---------- Excerto do documento

Segundo a delegada, quando os
abusos sexuais ocorrem na família a criança, por vergonha ou por temer que a
família se desestruture ao descobrir o segredo, não conversa com a mãe ou outro
parente próximo. Foi o que aconteceu com a menor L.O.S., de 10 anos, abusada
sexualmente pelo pai, Iran Nilson Santana de Souza. Ele abusava sexualmente da
criança, e a tia passou a suspeitar. No dia 27 de junho, a criança comentou com
a tia que seu pai estava lhe mexendo. “A tia entendeu a situação e chamou a
Polícia num momento em que ele estava só com a criança”, diz a delegada. Iran
Nilson foi preso em flagrante e está detido na Cadeia Pública de Itabuna.
Segundo o depoimento da criança,
seus pais, inclusive a mãe, bebem com muita freqüência e à noite dormem os pais
– bêbados – e ela, num único colchão. “Ela relatou que quando a mãe dormia o
pai começava a acariciar suas partes íntimas e que chamava a mãe, mas ela, por
estar completamente embriagada, não acordava”, informou a delegada.

--------------------

## Tarefa a realizar
Reescreva o trecho do excerto que começa nas palavras "Segundo o depoimento" e termina após "informou a delegada.", substituindo "delegada" por "investigadora". Os dados que se seguem não são necessários.

---------- Informações fornecidas

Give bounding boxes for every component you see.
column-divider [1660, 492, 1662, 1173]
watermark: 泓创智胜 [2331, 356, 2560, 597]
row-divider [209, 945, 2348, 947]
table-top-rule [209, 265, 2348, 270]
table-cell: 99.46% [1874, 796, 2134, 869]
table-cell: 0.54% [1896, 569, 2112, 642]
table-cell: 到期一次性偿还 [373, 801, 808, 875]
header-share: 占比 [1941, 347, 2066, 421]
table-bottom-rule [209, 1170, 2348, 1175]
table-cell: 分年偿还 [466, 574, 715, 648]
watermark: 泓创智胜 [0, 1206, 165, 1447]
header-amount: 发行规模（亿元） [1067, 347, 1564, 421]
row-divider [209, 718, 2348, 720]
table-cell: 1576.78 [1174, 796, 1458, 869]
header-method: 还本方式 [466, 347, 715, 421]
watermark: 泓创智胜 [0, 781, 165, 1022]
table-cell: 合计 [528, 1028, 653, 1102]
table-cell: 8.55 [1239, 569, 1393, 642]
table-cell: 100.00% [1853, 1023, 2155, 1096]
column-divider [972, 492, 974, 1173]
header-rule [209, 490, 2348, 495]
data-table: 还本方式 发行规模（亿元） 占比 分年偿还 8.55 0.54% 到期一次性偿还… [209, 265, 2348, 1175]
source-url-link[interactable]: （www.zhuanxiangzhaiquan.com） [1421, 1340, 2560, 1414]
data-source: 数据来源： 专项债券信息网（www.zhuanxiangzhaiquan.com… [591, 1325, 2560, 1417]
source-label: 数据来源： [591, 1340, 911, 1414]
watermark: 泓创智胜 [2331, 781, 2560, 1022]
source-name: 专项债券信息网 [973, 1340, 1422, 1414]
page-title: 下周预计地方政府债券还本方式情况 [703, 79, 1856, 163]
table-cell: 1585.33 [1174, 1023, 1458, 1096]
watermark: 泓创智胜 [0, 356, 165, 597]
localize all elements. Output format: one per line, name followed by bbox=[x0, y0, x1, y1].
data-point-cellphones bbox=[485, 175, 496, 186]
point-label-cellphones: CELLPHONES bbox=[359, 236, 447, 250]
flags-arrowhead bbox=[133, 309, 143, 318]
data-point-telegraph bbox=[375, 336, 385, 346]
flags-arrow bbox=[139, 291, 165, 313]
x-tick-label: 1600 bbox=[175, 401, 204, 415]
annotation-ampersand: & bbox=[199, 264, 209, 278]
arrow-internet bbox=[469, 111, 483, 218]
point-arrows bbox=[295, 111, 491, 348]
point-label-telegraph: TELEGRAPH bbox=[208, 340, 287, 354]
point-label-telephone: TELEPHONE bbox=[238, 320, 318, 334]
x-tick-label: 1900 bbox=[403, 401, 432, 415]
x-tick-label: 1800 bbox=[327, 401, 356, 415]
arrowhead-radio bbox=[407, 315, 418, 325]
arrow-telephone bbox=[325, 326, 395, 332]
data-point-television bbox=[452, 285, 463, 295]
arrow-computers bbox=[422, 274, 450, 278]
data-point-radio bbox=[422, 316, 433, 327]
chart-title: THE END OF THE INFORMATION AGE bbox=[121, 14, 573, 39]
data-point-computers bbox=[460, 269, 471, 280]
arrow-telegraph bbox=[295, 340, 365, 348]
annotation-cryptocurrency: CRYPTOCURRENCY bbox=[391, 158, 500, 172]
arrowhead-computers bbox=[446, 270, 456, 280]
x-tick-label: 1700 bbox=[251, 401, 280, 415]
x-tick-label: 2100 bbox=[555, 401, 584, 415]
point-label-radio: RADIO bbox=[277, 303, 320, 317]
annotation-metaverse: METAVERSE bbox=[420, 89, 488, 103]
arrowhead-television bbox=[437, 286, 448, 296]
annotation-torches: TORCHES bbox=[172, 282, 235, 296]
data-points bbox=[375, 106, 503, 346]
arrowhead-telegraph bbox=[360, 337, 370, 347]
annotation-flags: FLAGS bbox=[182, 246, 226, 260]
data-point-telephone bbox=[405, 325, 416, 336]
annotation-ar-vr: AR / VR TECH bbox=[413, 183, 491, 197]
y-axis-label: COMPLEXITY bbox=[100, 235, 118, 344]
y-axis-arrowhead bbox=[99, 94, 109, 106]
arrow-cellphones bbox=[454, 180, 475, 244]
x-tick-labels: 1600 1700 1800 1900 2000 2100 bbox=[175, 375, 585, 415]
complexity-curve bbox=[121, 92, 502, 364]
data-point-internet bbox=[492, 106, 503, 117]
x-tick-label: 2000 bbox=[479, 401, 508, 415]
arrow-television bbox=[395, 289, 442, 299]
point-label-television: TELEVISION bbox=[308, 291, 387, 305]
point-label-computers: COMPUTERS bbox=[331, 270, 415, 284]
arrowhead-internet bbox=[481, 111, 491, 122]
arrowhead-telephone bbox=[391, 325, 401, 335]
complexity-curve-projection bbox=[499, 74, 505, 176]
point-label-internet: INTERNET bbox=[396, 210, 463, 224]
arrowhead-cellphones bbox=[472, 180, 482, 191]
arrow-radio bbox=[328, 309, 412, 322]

--------------------

## Resolução
Segundo o depoimento da criança,
seus pais, inclusive a mãe, bebem com muita freqüência e à noite dormem os pais
– bêbados – e ela, num único colchão. “Ela relatou que quando a mãe dormia o
pai começava a acariciar suas partes íntimas e que chamava a mãe, mas ela, por
estar completamente embriagada, não acordava”, informou a investigadora.